■ **WHAT YOU ARE ASKED TO DO**
From the listing below, pull each line that includes "allowed".

■ **DATASET ENTRIES**
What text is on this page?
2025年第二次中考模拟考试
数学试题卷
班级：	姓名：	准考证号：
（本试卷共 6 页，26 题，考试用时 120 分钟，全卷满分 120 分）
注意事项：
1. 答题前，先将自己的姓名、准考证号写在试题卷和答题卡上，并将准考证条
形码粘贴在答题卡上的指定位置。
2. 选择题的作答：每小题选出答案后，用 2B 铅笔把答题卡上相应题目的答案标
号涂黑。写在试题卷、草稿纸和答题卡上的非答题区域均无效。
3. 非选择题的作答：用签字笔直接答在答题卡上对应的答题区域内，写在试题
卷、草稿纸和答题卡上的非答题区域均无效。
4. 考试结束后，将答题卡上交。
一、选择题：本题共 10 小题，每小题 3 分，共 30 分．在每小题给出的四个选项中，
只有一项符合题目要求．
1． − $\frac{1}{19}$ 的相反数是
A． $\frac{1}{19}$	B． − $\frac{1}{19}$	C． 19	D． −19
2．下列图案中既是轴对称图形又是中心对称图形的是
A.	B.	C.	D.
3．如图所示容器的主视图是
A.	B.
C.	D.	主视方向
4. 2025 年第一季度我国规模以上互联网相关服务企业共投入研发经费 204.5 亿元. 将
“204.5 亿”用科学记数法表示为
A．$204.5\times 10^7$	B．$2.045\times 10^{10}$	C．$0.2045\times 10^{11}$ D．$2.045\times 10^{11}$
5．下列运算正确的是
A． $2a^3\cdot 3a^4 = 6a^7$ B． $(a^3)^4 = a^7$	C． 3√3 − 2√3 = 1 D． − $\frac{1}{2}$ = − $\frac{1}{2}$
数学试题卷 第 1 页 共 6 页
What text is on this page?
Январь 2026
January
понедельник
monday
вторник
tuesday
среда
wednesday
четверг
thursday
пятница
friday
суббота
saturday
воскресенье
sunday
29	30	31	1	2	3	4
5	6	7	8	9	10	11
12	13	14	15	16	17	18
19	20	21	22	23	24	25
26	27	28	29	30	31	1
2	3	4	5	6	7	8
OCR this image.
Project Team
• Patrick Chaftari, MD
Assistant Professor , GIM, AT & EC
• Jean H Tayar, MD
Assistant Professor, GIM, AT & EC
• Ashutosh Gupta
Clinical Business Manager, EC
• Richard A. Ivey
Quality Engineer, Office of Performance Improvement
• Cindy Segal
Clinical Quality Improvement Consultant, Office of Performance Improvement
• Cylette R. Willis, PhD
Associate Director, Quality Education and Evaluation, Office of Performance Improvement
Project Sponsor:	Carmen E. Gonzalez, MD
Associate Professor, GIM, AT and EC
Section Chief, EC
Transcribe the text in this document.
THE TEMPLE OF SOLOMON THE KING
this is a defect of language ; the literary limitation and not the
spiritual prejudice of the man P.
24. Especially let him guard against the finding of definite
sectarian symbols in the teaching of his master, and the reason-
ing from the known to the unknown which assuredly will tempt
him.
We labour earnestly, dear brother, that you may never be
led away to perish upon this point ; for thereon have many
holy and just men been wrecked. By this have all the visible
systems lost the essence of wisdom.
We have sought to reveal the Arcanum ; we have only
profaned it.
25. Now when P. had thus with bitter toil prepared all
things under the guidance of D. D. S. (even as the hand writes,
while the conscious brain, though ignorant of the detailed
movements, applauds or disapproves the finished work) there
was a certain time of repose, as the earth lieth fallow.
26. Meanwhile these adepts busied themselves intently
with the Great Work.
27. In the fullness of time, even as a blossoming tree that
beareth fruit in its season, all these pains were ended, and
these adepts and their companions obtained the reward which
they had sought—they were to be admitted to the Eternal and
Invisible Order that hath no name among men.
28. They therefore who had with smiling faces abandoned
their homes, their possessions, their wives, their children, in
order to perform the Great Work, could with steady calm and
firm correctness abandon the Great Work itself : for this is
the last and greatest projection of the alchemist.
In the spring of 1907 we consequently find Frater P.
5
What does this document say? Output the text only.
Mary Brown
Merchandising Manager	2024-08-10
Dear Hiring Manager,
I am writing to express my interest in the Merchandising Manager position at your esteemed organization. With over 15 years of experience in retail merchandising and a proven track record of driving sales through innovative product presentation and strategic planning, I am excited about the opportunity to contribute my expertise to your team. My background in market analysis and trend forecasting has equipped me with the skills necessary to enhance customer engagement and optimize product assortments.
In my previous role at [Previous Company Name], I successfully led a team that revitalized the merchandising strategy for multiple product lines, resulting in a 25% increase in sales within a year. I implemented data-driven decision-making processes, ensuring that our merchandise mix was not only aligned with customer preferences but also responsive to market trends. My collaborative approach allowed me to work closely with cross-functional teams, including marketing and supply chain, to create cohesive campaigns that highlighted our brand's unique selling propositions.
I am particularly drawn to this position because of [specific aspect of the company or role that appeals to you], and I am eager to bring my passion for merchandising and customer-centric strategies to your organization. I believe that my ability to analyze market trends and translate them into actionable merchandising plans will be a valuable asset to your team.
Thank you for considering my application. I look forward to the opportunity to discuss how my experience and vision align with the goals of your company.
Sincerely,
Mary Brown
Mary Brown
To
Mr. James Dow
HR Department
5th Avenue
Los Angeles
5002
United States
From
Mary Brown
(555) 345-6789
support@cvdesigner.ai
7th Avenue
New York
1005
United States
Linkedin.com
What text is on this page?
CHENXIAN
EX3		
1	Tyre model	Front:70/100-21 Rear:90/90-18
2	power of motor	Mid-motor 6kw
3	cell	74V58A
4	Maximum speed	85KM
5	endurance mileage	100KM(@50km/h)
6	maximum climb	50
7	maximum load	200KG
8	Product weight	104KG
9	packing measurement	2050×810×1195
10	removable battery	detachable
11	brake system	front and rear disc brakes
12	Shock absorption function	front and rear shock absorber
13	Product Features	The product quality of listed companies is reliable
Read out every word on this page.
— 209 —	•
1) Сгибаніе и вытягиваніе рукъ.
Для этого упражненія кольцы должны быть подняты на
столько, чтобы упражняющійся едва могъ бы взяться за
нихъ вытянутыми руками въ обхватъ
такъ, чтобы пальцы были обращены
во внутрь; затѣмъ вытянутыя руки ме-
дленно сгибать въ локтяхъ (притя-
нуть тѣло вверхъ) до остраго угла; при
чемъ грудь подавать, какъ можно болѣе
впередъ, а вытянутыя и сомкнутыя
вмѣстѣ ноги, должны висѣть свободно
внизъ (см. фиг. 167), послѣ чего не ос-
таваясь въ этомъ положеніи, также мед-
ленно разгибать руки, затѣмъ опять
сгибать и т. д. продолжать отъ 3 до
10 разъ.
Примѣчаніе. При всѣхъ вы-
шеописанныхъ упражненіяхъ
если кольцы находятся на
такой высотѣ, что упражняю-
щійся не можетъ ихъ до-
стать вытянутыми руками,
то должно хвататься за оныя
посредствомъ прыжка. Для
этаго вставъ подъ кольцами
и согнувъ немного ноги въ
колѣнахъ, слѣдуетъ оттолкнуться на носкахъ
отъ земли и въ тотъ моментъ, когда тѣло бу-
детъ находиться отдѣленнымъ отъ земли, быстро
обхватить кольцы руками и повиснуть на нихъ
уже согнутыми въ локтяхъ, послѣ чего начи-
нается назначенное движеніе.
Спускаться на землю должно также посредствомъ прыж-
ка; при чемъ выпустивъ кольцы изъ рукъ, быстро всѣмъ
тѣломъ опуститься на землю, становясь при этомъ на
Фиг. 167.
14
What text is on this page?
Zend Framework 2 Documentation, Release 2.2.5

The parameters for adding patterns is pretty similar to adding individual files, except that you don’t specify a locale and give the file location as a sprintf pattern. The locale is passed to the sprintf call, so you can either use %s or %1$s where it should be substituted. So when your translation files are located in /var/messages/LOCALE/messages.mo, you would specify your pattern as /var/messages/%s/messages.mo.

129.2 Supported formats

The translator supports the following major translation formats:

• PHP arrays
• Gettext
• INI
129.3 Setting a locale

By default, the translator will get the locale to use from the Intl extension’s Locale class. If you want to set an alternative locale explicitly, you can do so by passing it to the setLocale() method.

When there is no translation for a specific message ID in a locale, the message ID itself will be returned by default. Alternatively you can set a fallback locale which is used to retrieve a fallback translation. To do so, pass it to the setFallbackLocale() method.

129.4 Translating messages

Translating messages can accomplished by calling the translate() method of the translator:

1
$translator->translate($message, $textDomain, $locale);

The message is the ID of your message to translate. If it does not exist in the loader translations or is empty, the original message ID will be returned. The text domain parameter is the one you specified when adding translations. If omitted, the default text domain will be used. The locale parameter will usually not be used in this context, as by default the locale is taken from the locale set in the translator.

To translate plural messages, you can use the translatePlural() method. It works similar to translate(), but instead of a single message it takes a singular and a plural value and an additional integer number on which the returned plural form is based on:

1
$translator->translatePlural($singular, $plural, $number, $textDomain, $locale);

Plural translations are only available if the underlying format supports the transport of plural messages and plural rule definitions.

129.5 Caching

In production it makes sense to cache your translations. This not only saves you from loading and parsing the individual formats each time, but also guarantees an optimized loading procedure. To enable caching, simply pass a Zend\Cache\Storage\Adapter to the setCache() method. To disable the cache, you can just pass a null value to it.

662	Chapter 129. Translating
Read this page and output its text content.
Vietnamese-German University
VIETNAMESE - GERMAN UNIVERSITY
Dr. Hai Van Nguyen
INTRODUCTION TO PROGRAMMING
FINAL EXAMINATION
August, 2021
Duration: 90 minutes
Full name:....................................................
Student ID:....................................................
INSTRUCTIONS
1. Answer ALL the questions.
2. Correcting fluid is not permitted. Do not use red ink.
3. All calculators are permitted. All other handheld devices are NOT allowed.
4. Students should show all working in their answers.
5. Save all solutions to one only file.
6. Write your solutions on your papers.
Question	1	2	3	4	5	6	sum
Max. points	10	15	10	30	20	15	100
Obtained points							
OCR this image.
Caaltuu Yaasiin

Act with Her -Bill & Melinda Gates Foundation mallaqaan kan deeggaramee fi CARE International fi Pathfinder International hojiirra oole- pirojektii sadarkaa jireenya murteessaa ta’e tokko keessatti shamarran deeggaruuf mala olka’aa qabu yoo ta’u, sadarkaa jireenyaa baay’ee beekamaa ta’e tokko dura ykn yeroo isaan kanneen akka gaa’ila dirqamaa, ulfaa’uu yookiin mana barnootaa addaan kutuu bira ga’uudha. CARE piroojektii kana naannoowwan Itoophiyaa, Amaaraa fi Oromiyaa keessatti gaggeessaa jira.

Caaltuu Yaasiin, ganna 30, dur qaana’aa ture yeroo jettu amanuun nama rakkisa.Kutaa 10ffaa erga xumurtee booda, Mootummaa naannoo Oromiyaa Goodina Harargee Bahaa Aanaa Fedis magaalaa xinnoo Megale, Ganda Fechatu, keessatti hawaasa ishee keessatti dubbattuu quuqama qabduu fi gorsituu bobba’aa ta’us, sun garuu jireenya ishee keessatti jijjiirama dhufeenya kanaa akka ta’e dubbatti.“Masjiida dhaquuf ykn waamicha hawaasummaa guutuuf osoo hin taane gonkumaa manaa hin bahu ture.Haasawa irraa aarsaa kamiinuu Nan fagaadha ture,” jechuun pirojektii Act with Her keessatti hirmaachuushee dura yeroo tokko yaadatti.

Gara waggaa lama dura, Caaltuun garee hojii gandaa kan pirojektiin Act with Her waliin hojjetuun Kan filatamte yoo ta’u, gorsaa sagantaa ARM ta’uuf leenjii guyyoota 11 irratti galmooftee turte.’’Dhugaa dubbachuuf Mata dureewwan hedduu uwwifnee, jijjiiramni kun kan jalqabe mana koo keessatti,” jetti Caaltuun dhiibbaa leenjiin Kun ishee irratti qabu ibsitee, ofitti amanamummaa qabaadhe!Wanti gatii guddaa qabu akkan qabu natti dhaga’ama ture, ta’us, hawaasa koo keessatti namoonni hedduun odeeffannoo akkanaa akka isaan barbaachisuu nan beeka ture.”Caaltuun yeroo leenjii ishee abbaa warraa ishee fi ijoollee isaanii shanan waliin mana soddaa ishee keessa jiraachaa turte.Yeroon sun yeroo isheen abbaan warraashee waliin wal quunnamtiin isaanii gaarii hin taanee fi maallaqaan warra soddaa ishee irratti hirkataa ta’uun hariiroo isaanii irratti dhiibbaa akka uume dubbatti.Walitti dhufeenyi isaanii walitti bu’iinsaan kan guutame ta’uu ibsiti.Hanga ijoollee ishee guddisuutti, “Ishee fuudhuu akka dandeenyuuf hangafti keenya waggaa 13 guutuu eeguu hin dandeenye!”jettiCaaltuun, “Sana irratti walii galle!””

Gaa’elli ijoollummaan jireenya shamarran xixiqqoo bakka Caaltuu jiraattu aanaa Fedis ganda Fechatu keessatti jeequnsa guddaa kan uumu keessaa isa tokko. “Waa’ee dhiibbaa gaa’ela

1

■ **OUTPUT FOR THIS EXERCISE**
In my previous role at [Previous Company Name], I successfully led a team that revitalized the merchandising strategy for multiple product lines, resulting in a 25% increase in sales within a year. I implemented data-driven decision-making processes, ensuring that our merchandise mix was not only aligned with customer preferences but also responsive to market trends. My collaborative approach allowed me to work closely with cross-functional teams, including marketing and supply chain, to create cohesive campaigns that highlighted our brand's unique selling propositions.
3. All calculators are permitted. All other handheld devices are NOT allowed.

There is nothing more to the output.